— start —

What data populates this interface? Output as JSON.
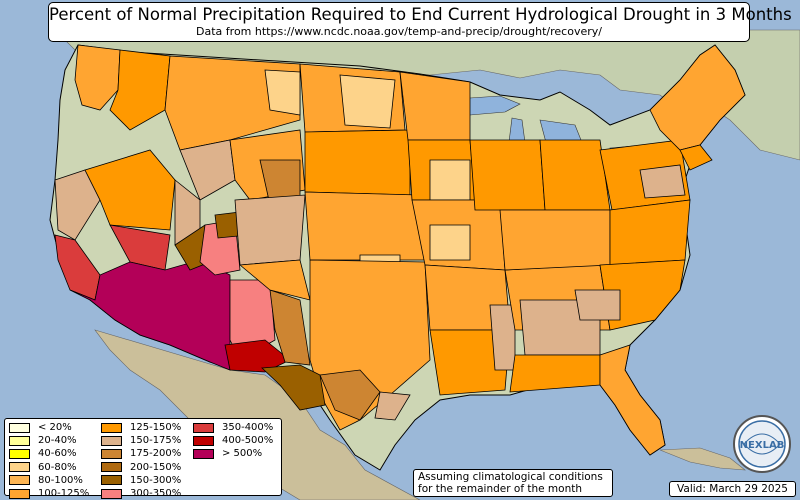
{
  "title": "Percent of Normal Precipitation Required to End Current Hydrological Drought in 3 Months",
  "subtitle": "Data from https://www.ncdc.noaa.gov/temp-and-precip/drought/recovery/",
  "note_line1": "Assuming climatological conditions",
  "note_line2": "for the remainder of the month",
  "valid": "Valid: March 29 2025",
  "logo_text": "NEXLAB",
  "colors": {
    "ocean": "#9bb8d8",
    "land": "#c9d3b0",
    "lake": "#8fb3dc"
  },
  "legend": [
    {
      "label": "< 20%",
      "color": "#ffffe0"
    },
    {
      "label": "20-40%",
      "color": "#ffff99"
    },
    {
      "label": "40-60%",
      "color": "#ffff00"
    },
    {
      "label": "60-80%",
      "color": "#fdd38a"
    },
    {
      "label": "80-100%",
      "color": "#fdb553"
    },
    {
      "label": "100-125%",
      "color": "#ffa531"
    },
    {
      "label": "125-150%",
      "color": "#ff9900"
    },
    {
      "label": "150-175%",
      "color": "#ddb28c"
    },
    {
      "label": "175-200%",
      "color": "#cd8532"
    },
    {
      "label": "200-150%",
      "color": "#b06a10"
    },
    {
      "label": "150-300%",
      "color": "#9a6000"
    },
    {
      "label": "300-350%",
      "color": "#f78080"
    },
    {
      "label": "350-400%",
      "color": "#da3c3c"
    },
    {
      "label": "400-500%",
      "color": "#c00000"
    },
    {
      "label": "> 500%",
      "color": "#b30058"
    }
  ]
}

— end —
— start —

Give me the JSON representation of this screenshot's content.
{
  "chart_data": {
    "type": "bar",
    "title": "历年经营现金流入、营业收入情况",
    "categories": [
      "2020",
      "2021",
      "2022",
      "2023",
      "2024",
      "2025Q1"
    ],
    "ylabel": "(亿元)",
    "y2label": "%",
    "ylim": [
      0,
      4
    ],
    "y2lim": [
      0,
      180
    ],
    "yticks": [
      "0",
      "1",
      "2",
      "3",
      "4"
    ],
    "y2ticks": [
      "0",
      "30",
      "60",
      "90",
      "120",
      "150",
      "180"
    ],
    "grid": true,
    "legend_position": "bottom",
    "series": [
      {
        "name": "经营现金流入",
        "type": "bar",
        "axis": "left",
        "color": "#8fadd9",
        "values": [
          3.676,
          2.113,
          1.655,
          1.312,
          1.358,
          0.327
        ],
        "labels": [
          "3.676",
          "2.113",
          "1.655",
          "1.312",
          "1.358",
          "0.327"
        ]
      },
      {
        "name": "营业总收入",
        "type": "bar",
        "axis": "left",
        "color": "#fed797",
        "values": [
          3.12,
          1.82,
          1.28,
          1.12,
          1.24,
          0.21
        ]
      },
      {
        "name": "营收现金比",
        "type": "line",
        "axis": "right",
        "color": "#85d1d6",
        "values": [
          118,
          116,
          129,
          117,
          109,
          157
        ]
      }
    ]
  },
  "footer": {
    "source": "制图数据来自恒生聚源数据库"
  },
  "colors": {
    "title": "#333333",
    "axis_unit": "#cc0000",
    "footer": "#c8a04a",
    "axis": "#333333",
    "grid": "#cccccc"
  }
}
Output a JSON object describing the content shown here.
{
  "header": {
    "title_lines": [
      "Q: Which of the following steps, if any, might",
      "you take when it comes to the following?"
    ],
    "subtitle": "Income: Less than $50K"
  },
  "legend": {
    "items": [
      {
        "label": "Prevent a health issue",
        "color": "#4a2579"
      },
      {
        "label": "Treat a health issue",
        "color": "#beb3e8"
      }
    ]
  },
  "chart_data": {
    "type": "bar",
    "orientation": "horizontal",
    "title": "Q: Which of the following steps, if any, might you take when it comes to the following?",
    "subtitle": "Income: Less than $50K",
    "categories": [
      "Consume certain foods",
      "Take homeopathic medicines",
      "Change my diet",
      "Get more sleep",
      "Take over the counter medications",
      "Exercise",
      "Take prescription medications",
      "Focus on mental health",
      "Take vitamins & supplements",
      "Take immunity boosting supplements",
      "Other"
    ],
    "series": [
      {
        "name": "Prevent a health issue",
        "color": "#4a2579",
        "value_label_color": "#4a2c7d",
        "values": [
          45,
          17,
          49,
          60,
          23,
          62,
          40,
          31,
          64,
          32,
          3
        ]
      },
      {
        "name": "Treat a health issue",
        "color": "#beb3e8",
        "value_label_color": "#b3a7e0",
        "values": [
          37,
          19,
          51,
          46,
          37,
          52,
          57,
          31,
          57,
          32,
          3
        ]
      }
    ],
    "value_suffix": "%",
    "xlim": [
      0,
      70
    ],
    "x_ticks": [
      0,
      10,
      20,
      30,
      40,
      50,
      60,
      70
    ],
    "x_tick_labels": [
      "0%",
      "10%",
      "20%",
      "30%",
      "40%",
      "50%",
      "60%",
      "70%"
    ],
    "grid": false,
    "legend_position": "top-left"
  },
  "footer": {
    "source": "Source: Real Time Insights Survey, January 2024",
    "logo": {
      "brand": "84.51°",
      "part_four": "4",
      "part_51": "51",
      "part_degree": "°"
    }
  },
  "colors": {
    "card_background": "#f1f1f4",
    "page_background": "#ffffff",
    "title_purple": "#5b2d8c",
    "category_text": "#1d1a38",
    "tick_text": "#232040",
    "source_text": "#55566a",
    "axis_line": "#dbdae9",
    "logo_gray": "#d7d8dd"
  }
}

— end —
— start —

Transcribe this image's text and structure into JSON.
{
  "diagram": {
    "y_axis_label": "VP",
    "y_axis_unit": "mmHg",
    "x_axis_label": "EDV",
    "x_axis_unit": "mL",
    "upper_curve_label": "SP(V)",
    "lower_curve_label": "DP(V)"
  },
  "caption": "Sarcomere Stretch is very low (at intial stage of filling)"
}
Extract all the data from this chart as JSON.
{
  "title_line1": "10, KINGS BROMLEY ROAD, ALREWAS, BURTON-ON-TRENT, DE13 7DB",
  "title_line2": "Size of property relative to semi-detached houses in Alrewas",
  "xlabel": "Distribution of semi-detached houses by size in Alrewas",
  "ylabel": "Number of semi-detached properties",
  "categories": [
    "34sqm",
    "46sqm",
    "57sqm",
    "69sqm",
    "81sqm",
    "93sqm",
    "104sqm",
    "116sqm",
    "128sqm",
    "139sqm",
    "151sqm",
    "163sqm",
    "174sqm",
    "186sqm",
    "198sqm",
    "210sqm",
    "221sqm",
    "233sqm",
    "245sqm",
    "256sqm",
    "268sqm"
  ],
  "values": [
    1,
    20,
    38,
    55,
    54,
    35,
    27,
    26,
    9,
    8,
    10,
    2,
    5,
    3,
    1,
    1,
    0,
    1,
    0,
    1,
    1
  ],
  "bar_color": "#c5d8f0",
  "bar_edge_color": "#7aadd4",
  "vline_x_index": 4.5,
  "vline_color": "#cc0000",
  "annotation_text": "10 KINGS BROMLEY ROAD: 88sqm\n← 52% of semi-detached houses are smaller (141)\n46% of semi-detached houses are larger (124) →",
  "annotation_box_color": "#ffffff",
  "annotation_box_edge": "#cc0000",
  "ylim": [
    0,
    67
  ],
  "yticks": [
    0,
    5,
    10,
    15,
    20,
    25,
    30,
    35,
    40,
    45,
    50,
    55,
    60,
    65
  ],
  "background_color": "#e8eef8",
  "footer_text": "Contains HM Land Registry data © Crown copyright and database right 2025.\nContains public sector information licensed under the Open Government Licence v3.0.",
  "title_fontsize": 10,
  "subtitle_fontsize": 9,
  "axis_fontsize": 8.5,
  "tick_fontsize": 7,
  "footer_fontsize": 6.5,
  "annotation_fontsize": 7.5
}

— end —

• _THE PROBLEM_
Scan the data for the word "Output" and copy every line where it shows up.

• _PROBLEM SOLUTION_
What data populates this interface? Output as JSON.
Output a JSON object describing the content shown here.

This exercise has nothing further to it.